++++ DATA SHOWN

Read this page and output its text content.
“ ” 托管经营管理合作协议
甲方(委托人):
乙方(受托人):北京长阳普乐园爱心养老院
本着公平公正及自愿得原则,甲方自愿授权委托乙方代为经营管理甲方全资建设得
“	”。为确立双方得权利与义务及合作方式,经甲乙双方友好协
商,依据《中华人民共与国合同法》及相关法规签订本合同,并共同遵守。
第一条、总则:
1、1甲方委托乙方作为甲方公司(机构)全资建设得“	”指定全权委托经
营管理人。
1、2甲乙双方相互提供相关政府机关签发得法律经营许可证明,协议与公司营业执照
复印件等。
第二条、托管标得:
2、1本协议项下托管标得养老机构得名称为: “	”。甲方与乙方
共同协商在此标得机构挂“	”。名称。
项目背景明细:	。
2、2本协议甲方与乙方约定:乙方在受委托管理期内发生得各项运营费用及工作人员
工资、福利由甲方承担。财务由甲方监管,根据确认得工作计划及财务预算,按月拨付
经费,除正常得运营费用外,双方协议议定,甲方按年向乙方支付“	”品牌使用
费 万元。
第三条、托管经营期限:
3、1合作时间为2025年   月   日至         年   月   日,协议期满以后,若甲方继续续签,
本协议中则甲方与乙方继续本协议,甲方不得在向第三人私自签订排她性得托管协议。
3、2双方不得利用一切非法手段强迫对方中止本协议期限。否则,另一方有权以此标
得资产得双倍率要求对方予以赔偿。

++++++++

> [DO THIS]
Repeat the lines above exactly.

> [RESPONSE TO THIS TASK]
Read this page and output its text content.
“ ” 托管经营管理合作协议
甲方(委托人):
乙方(受托人):北京长阳普乐园爱心养老院
本着公平公正及自愿得原则,甲方自愿授权委托乙方代为经营管理甲方全资建设得
“	”。为确立双方得权利与义务及合作方式,经甲乙双方友好协
商,依据《中华人民共与国合同法》及相关法规签订本合同,并共同遵守。
第一条、总则:
1、1甲方委托乙方作为甲方公司(机构)全资建设得“	”指定全权委托经
营管理人。
1、2甲乙双方相互提供相关政府机关签发得法律经营许可证明,协议与公司营业执照
复印件等。
第二条、托管标得:
2、1本协议项下托管标得养老机构得名称为: “	”。甲方与乙方
共同协商在此标得机构挂“	”。名称。
项目背景明细:	。
2、2本协议甲方与乙方约定:乙方在受委托管理期内发生得各项运营费用及工作人员
工资、福利由甲方承担。财务由甲方监管,根据确认得工作计划及财务预算,按月拨付
经费,除正常得运营费用外,双方协议议定,甲方按年向乙方支付“	”品牌使用
费 万元。
第三条、托管经营期限:
3、1合作时间为2025年   月   日至         年   月   日,协议期满以后,若甲方继续续签,
本协议中则甲方与乙方继续本协议,甲方不得在向第三人私自签订排她性得托管协议。
3、2双方不得利用一切非法手段强迫对方中止本协议期限。否则,另一方有权以此标
得资产得双倍率要求对方予以赔偿。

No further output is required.